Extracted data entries
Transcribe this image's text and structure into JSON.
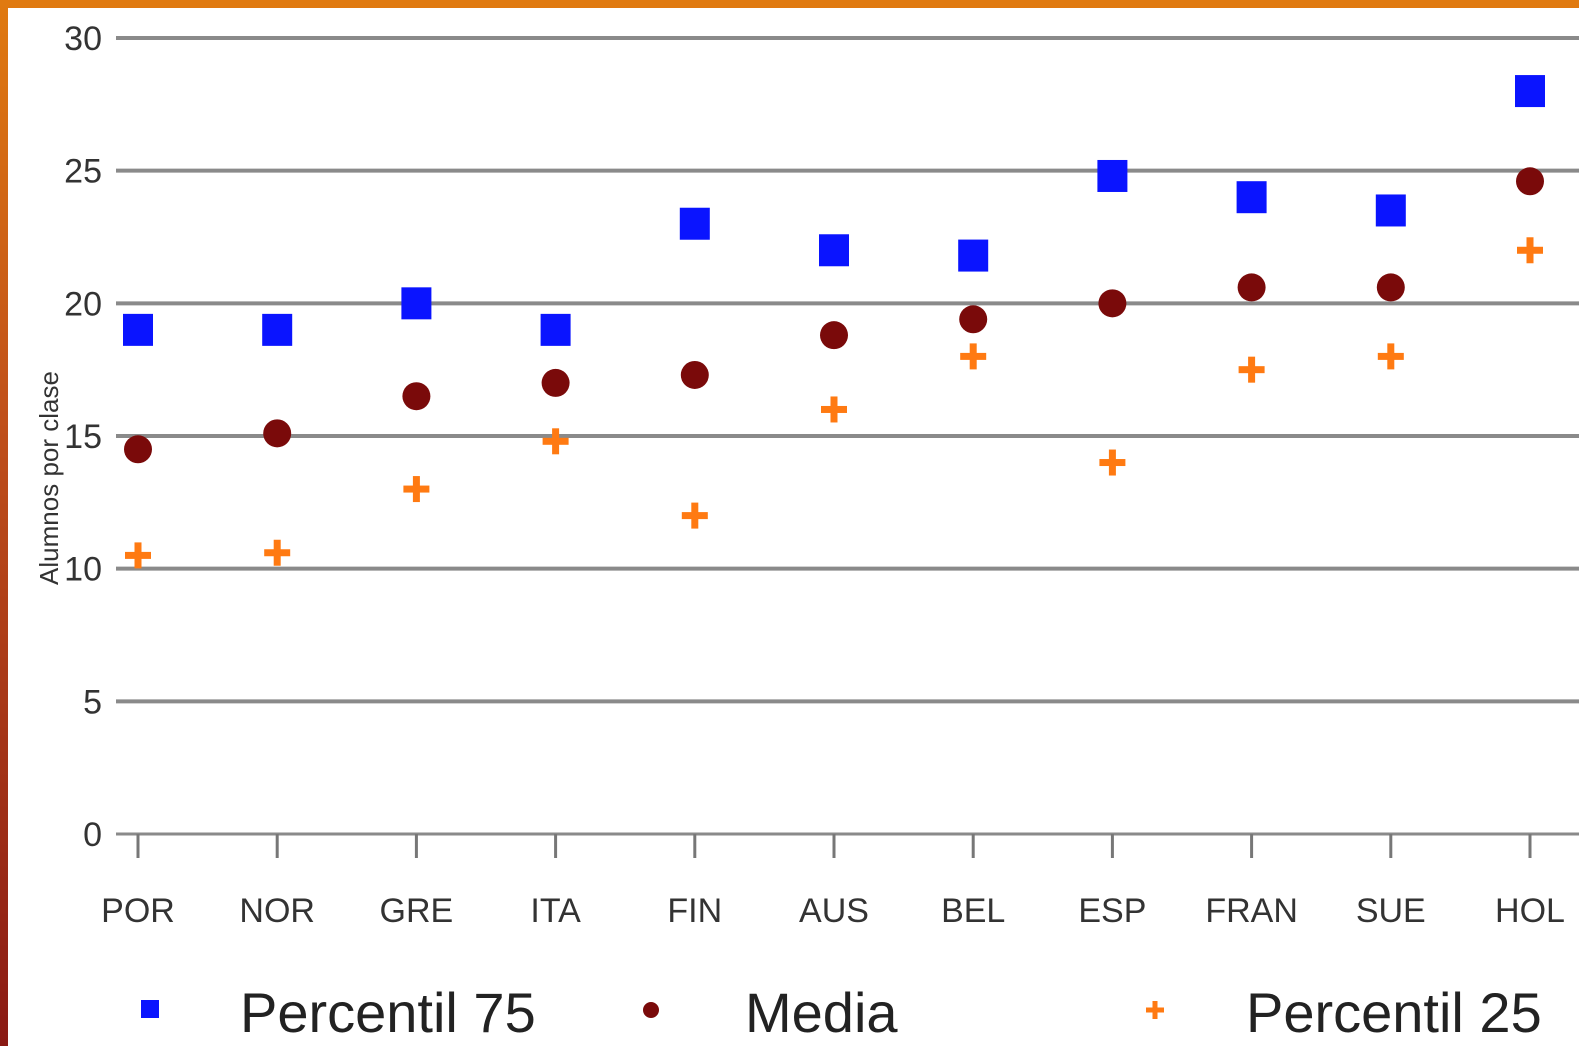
{
  "colors": {
    "percentil75": "#0a14ff",
    "media": "#7a0a0a",
    "percentil25": "#ff7a12",
    "grid": "#8a8a8a",
    "frame": "#d06a10"
  },
  "chart_data": {
    "type": "scatter",
    "ylabel": "Alumnos por clase",
    "ylim": [
      0,
      30
    ],
    "yticks": [
      0,
      5,
      10,
      15,
      20,
      25,
      30
    ],
    "grid": true,
    "legend_position": "bottom",
    "categories": [
      "POR",
      "NOR",
      "GRE",
      "ITA",
      "FIN",
      "AUS",
      "BEL",
      "ESP",
      "FRAN",
      "SUE",
      "HOL"
    ],
    "series": [
      {
        "name": "Percentil 75",
        "marker": "square",
        "values": [
          19,
          19,
          20,
          19,
          23,
          22,
          21.8,
          24.8,
          24,
          23.5,
          28
        ]
      },
      {
        "name": "Media",
        "marker": "circle",
        "values": [
          14.5,
          15.1,
          16.5,
          17,
          17.3,
          18.8,
          19.4,
          20,
          20.6,
          20.6,
          24.6
        ]
      },
      {
        "name": "Percentil 25",
        "marker": "plus",
        "values": [
          10.5,
          10.6,
          13,
          14.8,
          12,
          16,
          18,
          14,
          17.5,
          18,
          22
        ]
      }
    ]
  }
}
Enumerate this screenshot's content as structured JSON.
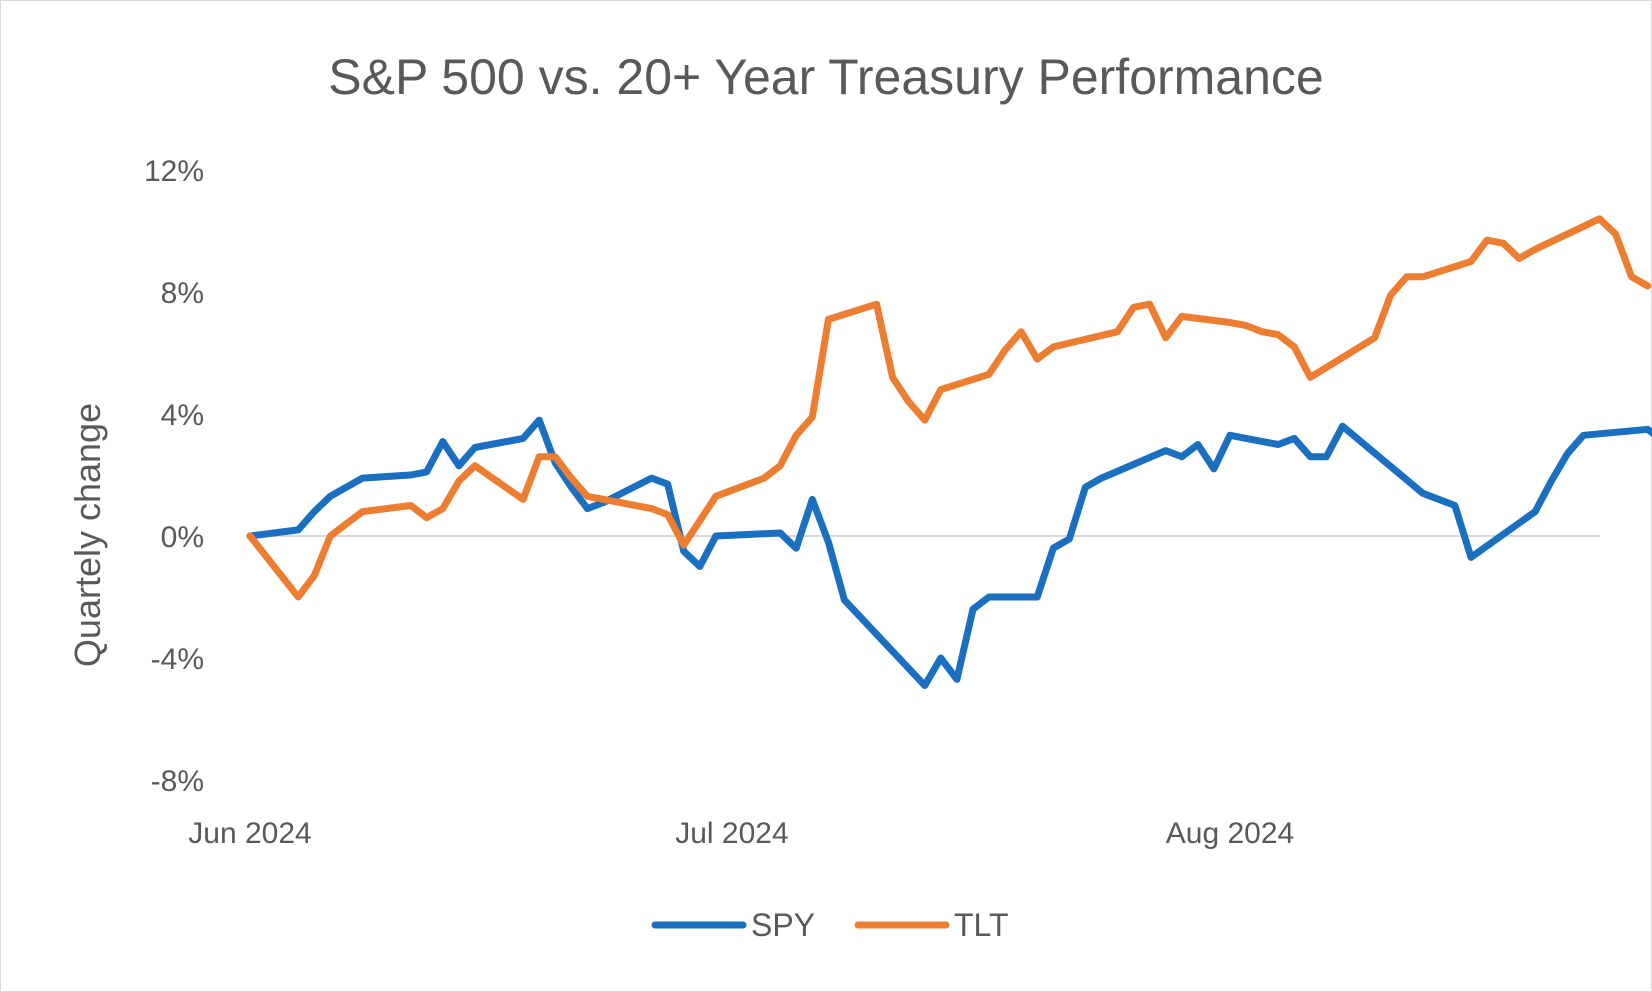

**Written instruction**
Copy out every line in the listing where the word "name" appears.

**Task response**
        "name": "Percentil 75",
        "name": "Media",
        "name": "Percentil 25",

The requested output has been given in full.